▶ PROBLEM DESCRIPTION: Copy all lines in which the word "title" can be found.

◆ ◆ ◆ ◆ ◆

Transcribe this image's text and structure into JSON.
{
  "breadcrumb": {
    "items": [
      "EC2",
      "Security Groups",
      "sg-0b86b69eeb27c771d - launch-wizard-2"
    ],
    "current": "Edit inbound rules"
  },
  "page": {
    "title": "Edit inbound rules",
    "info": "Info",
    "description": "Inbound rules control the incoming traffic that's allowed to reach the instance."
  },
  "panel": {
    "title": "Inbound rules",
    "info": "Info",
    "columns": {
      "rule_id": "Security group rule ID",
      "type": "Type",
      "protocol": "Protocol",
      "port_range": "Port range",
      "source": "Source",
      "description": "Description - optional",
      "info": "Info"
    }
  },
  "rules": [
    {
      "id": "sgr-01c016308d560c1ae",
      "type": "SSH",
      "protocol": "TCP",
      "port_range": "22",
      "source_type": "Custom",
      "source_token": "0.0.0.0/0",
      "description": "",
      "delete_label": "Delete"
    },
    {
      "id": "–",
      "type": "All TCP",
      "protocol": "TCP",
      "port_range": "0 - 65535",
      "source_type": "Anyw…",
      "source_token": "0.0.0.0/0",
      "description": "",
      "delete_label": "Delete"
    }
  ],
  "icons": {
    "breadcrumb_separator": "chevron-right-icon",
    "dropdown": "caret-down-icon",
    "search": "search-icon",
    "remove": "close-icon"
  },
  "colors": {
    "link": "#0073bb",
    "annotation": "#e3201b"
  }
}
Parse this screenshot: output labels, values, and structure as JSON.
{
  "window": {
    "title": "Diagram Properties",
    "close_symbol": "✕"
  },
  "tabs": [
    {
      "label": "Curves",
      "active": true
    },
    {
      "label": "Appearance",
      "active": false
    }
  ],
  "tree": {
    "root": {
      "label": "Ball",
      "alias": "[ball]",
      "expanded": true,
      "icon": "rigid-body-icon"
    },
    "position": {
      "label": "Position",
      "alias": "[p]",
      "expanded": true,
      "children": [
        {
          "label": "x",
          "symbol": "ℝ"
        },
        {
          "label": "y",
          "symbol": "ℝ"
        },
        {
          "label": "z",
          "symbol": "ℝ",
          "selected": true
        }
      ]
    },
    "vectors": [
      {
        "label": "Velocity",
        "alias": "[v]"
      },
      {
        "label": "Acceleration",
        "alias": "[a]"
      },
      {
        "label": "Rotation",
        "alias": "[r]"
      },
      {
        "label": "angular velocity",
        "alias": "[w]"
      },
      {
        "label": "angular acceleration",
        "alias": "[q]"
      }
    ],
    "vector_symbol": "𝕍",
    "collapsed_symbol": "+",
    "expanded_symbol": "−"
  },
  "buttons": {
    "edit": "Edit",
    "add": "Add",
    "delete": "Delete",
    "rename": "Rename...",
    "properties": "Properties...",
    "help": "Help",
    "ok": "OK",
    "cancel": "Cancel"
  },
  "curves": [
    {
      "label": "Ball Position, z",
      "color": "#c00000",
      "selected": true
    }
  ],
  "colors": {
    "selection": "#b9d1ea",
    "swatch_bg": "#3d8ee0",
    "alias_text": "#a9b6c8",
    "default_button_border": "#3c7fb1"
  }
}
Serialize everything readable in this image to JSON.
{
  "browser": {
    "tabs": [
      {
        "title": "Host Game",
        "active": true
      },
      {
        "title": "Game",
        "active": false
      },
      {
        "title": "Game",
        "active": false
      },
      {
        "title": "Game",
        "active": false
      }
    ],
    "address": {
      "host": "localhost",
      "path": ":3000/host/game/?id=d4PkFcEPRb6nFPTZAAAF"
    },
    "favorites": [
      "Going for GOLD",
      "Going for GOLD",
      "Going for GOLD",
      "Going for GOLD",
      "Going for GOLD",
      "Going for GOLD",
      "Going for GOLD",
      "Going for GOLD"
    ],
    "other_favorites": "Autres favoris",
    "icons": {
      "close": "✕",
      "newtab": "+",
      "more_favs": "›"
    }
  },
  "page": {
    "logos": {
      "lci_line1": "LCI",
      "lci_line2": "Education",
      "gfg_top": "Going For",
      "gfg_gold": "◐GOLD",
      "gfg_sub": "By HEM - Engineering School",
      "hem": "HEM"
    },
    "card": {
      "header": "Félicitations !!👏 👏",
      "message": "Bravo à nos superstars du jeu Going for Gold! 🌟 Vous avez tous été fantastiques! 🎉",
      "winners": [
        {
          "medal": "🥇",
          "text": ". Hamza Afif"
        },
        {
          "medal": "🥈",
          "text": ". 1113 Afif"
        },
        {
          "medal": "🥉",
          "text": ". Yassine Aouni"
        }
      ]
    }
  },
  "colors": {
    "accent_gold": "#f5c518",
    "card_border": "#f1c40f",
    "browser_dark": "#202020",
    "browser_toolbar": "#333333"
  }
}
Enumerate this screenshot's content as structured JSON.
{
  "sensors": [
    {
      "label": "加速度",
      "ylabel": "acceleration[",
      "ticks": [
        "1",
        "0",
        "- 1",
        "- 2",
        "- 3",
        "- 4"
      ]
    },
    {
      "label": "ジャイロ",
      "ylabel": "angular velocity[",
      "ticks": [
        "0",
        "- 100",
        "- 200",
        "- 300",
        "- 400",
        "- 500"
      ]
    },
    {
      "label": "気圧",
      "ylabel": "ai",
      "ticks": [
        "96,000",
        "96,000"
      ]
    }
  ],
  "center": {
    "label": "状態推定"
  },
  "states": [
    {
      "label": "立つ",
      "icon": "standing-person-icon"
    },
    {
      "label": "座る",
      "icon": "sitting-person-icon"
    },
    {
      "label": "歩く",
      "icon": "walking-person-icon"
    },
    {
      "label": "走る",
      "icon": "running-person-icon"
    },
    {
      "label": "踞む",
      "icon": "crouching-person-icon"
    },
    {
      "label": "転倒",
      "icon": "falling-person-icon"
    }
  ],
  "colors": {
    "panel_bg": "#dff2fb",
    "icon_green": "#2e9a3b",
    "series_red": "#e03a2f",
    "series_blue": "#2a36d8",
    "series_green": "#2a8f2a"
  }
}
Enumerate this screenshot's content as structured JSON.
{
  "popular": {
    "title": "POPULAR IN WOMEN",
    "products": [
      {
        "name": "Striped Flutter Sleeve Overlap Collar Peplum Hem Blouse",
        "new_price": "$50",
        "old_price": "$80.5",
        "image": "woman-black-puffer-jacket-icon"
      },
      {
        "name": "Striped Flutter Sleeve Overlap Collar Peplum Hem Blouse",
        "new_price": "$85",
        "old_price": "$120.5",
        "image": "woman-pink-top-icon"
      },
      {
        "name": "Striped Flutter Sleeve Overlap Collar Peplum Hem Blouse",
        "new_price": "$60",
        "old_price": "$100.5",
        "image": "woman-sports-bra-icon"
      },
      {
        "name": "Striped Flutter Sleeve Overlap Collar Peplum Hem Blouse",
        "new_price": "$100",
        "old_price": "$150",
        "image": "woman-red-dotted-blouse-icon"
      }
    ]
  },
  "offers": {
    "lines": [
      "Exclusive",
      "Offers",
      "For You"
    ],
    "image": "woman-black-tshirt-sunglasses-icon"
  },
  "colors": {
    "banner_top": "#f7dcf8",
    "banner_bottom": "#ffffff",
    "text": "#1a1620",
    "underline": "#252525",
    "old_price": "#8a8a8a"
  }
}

◆ ◆ ◆ ◆ ◆

▶ OUTPUT:
    "title": "Edit inbound rules",
    "title": "Inbound rules",
    "title": "Diagram Properties",
        "title": "Host Game",
        "title": "Game",
        "title": "Game",
        "title": "Game",
    "title": "POPULAR IN WOMEN",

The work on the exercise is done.